----- EXERCISE INPUTS

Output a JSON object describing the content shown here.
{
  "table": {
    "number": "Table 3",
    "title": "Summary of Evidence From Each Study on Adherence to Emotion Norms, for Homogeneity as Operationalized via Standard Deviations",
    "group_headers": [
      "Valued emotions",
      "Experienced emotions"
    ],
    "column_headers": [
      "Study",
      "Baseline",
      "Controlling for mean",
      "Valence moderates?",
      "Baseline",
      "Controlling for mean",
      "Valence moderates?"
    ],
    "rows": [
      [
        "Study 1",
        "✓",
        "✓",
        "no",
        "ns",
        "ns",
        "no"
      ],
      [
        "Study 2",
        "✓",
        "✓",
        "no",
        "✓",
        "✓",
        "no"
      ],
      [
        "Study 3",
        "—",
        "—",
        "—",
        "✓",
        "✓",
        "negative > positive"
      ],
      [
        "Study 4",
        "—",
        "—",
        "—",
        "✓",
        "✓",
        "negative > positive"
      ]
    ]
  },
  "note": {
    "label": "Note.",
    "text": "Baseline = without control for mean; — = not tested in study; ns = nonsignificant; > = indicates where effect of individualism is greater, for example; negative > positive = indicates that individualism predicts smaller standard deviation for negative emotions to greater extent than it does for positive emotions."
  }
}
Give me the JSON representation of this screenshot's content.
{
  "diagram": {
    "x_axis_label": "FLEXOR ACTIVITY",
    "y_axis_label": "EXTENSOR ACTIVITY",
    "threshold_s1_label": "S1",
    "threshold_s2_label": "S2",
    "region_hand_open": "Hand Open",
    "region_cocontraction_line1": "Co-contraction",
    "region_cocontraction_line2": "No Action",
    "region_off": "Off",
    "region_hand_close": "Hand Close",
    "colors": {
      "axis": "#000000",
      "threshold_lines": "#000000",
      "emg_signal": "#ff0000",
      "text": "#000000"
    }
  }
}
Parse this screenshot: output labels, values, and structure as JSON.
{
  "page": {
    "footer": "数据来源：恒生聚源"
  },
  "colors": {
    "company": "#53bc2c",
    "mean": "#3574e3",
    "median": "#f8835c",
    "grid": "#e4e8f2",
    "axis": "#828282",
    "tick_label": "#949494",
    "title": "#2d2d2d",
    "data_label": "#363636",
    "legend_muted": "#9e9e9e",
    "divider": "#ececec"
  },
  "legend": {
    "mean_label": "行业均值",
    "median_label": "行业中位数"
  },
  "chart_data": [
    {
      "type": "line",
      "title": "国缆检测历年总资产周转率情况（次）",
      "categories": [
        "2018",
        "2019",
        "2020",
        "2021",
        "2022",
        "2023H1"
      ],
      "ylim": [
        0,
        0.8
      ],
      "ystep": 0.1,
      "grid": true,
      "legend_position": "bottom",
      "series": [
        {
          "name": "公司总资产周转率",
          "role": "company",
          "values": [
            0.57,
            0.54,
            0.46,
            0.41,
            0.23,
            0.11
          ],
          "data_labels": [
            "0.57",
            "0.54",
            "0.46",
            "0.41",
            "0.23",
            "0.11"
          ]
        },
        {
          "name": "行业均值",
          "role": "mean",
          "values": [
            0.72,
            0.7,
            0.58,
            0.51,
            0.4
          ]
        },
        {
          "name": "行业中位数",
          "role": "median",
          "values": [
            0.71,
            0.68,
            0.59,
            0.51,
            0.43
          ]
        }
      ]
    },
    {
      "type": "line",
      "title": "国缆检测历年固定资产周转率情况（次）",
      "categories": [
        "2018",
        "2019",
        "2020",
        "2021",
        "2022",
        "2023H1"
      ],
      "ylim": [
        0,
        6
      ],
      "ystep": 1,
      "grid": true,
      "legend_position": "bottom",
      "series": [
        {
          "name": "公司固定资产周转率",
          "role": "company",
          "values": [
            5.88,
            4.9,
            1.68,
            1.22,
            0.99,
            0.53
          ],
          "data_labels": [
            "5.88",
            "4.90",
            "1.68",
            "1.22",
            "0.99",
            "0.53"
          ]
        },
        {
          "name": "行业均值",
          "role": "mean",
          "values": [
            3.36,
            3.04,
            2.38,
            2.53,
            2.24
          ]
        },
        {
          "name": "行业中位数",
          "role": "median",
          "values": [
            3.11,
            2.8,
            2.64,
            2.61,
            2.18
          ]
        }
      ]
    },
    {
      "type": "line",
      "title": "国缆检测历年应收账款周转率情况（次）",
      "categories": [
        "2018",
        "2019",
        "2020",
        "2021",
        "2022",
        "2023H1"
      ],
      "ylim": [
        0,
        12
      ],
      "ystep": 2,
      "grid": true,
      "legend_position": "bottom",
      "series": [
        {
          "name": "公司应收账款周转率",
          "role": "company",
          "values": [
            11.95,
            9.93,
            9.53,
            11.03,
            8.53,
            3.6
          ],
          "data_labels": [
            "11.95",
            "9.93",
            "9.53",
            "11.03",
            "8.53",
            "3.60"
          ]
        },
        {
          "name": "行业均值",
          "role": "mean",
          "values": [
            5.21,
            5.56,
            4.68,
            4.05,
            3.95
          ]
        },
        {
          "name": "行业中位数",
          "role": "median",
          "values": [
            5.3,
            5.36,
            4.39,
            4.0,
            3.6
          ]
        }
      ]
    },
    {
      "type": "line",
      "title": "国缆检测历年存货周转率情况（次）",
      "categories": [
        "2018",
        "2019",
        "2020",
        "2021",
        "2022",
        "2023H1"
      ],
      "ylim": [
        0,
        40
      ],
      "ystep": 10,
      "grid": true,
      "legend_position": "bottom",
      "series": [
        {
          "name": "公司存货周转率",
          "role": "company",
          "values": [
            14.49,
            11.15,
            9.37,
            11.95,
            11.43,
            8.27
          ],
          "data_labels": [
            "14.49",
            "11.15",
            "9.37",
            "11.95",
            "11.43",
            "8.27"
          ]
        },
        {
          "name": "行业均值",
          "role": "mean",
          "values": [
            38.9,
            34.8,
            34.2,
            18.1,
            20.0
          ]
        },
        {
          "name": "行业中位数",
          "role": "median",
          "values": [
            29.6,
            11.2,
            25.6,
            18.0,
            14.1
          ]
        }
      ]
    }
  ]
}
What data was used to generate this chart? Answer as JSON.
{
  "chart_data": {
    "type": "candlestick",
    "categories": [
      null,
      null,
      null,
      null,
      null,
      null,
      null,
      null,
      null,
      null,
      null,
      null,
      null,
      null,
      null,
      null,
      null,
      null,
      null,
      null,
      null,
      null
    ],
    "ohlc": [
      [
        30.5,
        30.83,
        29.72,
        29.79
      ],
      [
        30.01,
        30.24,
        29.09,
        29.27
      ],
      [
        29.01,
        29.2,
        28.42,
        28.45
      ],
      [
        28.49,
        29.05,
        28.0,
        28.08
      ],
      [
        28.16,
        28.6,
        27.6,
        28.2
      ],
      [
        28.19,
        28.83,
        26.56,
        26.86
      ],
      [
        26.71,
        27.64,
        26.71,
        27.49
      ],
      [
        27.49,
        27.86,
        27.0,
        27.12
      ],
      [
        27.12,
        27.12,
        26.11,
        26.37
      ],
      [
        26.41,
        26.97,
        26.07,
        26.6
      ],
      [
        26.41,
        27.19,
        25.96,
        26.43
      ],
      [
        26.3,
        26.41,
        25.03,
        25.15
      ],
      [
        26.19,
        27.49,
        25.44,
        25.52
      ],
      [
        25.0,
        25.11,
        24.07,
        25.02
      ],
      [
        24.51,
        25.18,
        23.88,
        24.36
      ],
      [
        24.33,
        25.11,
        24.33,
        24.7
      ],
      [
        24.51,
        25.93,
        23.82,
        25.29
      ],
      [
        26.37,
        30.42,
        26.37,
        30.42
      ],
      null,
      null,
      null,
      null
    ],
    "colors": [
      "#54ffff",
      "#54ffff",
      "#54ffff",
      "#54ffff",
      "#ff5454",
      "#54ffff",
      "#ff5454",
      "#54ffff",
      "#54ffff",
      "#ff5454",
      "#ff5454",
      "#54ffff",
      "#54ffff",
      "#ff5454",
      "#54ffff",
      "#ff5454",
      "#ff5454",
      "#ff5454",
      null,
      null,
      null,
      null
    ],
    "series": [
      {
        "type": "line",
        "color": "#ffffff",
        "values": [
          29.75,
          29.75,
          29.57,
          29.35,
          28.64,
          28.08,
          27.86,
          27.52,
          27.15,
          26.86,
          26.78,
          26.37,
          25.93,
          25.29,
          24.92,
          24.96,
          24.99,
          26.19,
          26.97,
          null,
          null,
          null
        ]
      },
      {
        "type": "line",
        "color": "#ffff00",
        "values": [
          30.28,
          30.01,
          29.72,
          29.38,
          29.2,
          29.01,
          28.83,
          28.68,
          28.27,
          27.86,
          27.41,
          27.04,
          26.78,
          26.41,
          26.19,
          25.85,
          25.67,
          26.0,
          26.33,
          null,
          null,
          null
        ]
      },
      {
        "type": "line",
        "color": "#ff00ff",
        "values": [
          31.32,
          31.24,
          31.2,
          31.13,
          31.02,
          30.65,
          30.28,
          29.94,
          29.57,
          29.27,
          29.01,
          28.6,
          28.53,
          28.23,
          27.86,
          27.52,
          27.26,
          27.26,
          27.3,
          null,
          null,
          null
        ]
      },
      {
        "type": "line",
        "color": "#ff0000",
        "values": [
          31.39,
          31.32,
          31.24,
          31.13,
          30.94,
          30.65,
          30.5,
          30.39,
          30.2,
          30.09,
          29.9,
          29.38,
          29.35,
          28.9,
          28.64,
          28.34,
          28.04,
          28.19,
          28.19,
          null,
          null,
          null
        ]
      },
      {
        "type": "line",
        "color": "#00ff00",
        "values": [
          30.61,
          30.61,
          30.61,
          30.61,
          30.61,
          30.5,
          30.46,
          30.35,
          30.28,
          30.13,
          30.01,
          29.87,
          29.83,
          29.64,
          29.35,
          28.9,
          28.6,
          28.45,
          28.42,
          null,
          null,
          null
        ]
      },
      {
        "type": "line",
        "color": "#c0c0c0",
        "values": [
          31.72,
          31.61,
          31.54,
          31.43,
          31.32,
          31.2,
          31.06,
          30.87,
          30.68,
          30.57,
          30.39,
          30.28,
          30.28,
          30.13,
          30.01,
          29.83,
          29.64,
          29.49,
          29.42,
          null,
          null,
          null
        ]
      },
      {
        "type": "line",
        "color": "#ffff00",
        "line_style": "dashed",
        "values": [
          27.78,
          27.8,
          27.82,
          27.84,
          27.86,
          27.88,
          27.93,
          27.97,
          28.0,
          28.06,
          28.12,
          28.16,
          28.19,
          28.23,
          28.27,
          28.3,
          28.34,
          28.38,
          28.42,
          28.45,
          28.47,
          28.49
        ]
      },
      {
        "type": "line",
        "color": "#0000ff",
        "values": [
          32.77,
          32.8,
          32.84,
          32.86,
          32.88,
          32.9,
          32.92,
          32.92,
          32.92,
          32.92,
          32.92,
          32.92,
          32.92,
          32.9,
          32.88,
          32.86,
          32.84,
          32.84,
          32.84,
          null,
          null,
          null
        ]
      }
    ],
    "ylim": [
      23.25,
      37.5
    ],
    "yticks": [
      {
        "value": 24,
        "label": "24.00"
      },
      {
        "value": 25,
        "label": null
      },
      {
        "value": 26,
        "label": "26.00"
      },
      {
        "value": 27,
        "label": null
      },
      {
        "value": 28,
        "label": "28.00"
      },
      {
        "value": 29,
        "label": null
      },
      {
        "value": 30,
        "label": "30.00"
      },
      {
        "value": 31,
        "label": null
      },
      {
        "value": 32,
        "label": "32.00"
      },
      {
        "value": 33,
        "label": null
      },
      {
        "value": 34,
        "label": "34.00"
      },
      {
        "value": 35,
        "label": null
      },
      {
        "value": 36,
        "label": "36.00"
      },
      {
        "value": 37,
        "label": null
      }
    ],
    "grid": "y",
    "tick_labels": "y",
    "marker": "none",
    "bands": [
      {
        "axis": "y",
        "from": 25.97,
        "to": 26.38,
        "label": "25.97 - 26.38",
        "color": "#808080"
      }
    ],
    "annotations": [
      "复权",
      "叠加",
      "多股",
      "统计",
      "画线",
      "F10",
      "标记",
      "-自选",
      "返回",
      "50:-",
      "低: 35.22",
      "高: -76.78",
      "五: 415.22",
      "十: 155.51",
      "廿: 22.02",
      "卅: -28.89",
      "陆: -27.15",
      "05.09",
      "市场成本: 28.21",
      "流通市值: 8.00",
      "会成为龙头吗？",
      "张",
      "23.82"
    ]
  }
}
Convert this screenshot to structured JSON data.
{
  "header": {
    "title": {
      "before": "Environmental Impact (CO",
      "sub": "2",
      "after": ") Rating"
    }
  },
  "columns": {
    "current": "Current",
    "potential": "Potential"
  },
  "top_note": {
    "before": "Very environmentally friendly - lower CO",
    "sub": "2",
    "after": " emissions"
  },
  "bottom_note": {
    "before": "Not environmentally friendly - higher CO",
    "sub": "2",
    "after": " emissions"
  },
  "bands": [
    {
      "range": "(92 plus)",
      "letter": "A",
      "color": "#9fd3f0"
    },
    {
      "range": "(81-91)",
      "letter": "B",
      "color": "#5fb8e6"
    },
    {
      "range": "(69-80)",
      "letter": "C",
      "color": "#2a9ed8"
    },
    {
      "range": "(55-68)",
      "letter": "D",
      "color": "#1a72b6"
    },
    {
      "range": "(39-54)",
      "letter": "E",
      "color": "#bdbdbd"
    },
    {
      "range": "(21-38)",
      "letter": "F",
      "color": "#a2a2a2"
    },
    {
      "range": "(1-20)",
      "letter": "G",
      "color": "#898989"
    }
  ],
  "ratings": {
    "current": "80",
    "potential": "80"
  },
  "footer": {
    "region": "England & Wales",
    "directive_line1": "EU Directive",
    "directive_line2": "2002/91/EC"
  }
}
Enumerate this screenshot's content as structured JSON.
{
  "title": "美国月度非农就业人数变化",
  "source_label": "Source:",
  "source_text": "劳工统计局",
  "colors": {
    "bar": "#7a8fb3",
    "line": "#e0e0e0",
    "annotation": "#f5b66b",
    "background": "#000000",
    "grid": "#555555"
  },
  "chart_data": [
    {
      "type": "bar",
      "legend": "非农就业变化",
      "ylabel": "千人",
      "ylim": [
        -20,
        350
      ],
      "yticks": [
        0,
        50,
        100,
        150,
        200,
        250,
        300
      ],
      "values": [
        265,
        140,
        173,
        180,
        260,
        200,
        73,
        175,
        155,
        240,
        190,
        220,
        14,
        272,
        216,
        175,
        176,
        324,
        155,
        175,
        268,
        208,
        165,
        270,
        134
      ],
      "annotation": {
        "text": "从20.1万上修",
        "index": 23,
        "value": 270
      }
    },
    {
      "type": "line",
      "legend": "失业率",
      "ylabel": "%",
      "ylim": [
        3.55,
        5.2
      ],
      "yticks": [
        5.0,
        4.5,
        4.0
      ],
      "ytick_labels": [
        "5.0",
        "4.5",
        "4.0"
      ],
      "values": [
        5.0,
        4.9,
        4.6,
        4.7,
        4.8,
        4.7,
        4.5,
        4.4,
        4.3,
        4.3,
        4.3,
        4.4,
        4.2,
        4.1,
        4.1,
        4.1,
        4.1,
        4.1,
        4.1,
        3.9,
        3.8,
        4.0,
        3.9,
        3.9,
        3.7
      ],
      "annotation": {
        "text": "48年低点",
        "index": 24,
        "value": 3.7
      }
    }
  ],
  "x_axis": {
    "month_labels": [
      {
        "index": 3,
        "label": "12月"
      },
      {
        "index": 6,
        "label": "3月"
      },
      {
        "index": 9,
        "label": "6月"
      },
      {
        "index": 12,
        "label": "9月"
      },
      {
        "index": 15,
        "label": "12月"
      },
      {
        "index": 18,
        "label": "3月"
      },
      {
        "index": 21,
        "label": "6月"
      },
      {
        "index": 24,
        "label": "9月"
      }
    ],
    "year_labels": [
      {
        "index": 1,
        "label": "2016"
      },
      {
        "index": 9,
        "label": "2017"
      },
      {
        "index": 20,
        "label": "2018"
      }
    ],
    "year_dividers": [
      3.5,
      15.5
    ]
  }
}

----------

* [EXERCISE DETAILS] Which lines contain the word "environmentally"? Copy each of them.

* [RESULT]
    "before": "Very environmentally friendly - lower CO",
    "before": "Not environmentally friendly - higher CO",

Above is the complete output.